— Start of Material for this task —

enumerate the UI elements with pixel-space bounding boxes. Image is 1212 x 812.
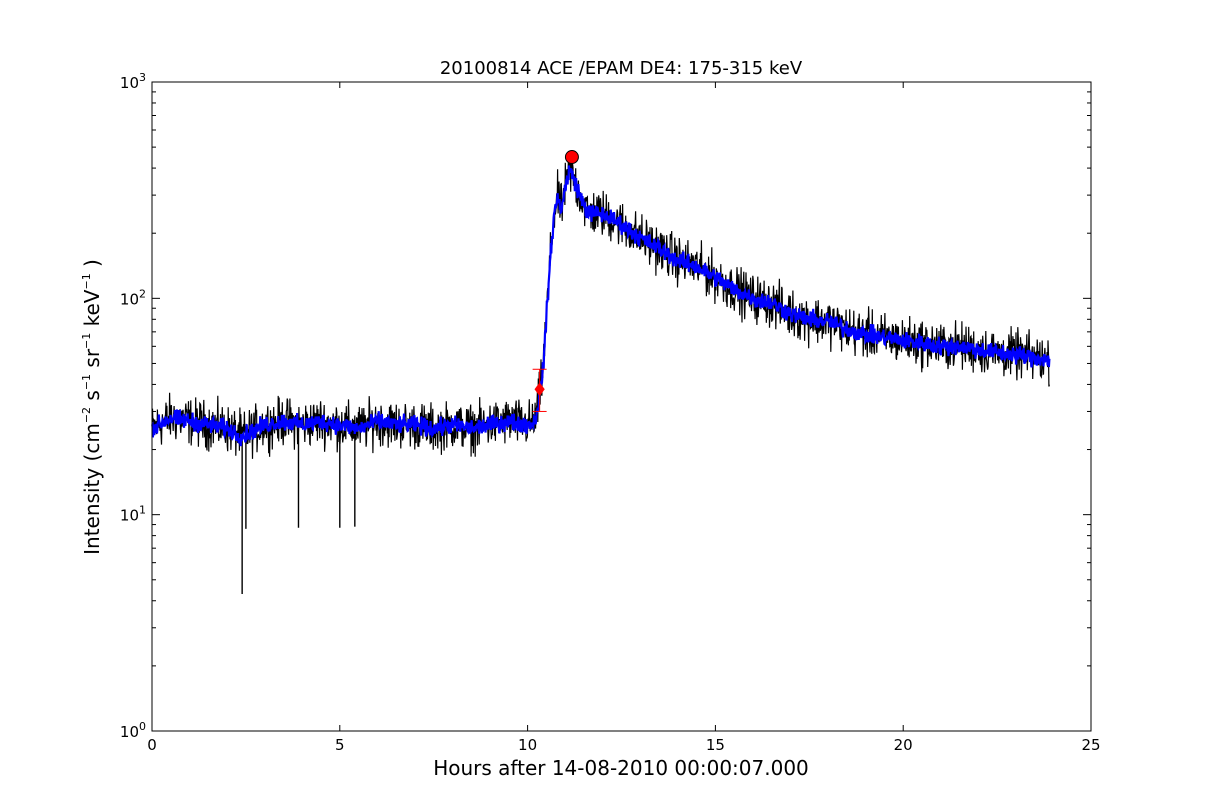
y-label-exp1: −2 xyxy=(80,407,93,423)
y-label-exp4: −1 xyxy=(80,273,93,289)
x-tick-label: 25 xyxy=(1081,736,1100,754)
plot-area xyxy=(152,82,1091,731)
y-label-exp3: −1 xyxy=(80,333,93,349)
y-label-suffix: ) xyxy=(80,259,104,273)
y-tick-label: 103 xyxy=(120,71,146,92)
y-label-s: s xyxy=(80,390,104,407)
x-tick-label: 20 xyxy=(894,736,913,754)
peak-marker xyxy=(564,150,579,165)
x-axis-label: Hours after 14-08-2010 00:00:07.000 xyxy=(433,756,809,780)
y-tick-label: 101 xyxy=(120,504,146,525)
y-axis-label: Intensity (cm−2 s−1 sr−1 keV−1 ) xyxy=(80,259,104,555)
series-line-smoothed xyxy=(151,165,1051,447)
tick-layer: 0 5 10 15 20 25 100 101 102 103 xyxy=(120,71,1101,754)
y-tick-label: 100 xyxy=(120,720,146,741)
series-layer xyxy=(151,157,1051,594)
y-label-sr: sr xyxy=(80,348,104,374)
y-label-prefix: Intensity (cm xyxy=(80,423,104,555)
x-tick-label: 0 xyxy=(147,736,157,754)
chart-title: 20100814 ACE /EPAM DE4: 175-315 keV xyxy=(440,58,803,79)
y-label-kev: keV xyxy=(80,289,104,333)
y-tick-label: 102 xyxy=(120,287,146,308)
y-label-exp2: −1 xyxy=(80,374,93,390)
x-tick-label: 5 xyxy=(335,736,345,754)
plot-frame xyxy=(151,81,1092,732)
x-tick-label: 15 xyxy=(706,736,725,754)
marker-layer xyxy=(532,150,579,412)
x-tick-label: 10 xyxy=(518,736,537,754)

— End of Material for this task —

## Stated task
Express every line of the item above as a Markdown table with the columns Row and Content, numbering the rows and omitting blank lines. Leave the picture out of the answer.

## Response
| Row | Content |
|---|---|
| 1 | enumerate the UI elements with pixel-space bounding boxes. Image is 1212 x 812. |
| 2 | y-label-exp1: −2 xyxy=(80,407,93,423) |
| 3 | y-label-exp4: −1 xyxy=(80,273,93,289) |
| 4 | x-tick-label: 25 xyxy=(1081,736,1100,754) |
| 5 | plot-area xyxy=(152,82,1091,731) |
| 6 | y-label-exp3: −1 xyxy=(80,333,93,349) |
| 7 | y-label-suffix: ) xyxy=(80,259,104,273) |
| 8 | y-tick-label: 103 xyxy=(120,71,146,92) |
| 9 | y-label-s: s xyxy=(80,390,104,407) |
| 10 | x-tick-label: 20 xyxy=(894,736,913,754) |
| 11 | peak-marker xyxy=(564,150,579,165) |
| 12 | x-axis-label: Hours after 14-08-2010 00:00:07.000 xyxy=(433,756,809,780) |
| 13 | y-tick-label: 101 xyxy=(120,504,146,525) |
| 14 | y-axis-label: Intensity (cm−2 s−1 sr−1 keV−1 ) xyxy=(80,259,104,555) |
| 15 | series-line-smoothed xyxy=(151,165,1051,447) |
| 16 | tick-layer: 0 5 10 15 20 25 100 101 102 103 xyxy=(120,71,1101,754) |
| 17 | y-tick-label: 100 xyxy=(120,720,146,741) |
| 18 | series-layer xyxy=(151,157,1051,594) |
| 19 | y-label-sr: sr xyxy=(80,348,104,374) |
| 20 | y-label-prefix: Intensity (cm xyxy=(80,423,104,555) |
| 21 | x-tick-label: 0 xyxy=(147,736,157,754) |
| 22 | chart-title: 20100814 ACE /EPAM DE4: 175-315 keV xyxy=(440,58,803,79) |
| 23 | y-label-kev: keV xyxy=(80,289,104,333) |
| 24 | y-tick-label: 102 xyxy=(120,287,146,308) |
| 25 | y-label-exp2: −1 xyxy=(80,374,93,390) |
| 26 | x-tick-label: 5 xyxy=(335,736,345,754) |
| 27 | plot-frame xyxy=(151,81,1092,732) |
| 28 | x-tick-label: 15 xyxy=(706,736,725,754) |
| 29 | marker-layer xyxy=(532,150,579,412) |
| 30 | x-tick-label: 10 xyxy=(518,736,537,754) |